Segment Start: Supplied text

Co-Founder & CEO, Shit You Should Care About

Lucy Blakiston is a New Zealand media founder and writer and the co-founder and chief executive of Shit You Should Care About (SYSCA) — the youth-focused media platform that turns global news, politics, culture and internet moments into something people actually want to read.
Blakiston started SYSCA in 2018 with her two childhood best friends from Blenheim, Ruby Edwards and Olivia Mercer, while the three were students at Victoria University of Wellington. The idea arrived in the back of an international relations lecture: Blakiston, frustrated that the news felt as though it had not been made for her, texted the others to suggest they start something. What began as a WordPress blog between friends grew into one of New Zealand’s most recognisable social-first media brands, with a global audience built through Instagram, a daily newsletter, podcasts and a sharp, unmistakable editorial voice.
The premise was simple but powerful: make people care without making them feel stupid for not already knowing. SYSCA spoke in a language native to the internet, mixing serious world events with pop culture, humour and personal reflection. Some of that instinct traces back to Blakiston’s teenage years running a large One Direction fan account, where she learned how online communities form, how attention moves and how to tell a story quickly.

Segment End: Supplied text

__Problem details__: In the profile of Lucy Blakiston, copy everything from "Co-Founder & CEO, Shit" down to "want to read.", substituting "managing director" for "chief executive".

Segment Start: Provided records

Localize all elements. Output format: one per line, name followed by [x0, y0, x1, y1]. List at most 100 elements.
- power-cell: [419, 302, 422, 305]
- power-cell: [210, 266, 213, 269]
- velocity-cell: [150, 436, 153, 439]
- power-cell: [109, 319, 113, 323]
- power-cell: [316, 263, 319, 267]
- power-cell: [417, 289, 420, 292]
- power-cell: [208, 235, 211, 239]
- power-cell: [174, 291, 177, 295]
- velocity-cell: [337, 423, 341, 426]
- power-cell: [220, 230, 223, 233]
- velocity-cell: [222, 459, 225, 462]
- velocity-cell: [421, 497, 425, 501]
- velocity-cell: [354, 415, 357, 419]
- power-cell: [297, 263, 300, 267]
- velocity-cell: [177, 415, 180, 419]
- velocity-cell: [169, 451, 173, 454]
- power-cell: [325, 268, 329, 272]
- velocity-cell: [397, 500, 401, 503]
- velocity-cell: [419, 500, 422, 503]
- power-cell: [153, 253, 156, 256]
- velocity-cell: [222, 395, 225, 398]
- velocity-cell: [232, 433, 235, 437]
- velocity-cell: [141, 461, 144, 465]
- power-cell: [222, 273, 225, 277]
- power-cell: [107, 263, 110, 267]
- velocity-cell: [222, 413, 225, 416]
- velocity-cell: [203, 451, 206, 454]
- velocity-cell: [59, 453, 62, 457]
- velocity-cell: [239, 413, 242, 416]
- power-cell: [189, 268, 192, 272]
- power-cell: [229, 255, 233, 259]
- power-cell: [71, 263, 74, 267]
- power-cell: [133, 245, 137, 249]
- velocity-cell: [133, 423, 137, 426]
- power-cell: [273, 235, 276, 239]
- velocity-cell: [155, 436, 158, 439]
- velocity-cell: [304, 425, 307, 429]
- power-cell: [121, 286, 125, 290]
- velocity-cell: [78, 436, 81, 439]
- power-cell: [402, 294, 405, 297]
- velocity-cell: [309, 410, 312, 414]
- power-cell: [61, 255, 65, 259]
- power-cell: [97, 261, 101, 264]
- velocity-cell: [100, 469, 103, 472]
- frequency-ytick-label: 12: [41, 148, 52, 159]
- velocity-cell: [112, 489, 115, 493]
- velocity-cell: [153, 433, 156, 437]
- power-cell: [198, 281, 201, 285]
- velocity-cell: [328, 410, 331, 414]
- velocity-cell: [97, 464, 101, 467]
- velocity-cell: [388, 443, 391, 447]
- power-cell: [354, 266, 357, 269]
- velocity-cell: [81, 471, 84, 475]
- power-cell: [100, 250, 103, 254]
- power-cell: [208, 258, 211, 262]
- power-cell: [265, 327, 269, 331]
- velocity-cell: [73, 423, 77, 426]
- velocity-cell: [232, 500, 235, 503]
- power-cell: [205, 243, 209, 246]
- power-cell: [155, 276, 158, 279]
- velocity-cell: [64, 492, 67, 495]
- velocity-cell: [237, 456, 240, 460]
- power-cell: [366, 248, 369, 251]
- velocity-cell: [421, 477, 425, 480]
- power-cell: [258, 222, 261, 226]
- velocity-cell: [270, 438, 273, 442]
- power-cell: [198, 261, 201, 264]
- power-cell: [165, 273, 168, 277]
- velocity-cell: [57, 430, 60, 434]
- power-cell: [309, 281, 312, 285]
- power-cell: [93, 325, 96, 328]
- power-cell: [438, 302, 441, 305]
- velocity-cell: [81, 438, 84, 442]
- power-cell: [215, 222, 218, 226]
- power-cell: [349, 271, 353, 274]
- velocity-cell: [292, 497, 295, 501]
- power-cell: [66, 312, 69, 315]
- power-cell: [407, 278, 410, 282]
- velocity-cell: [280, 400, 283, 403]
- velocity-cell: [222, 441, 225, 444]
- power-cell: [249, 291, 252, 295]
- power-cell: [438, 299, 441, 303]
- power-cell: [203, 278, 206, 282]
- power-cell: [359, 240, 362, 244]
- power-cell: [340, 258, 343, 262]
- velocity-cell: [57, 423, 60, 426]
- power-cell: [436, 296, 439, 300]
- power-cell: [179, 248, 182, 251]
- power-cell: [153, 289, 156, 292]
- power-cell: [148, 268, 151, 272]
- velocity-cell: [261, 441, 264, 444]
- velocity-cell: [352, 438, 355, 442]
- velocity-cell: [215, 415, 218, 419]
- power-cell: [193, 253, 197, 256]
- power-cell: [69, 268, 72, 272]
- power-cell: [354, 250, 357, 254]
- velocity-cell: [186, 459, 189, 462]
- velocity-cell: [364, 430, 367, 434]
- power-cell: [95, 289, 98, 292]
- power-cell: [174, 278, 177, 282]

Segment End: Provided records

__Response area__:
Co-Founder & CEO, Shit You Should Care About

Lucy Blakiston is a New Zealand media founder and writer and the co-founder and managing director of Shit You Should Care About (SYSCA) — the youth-focused media platform that turns global news, politics, culture and internet moments into something people actually want to read.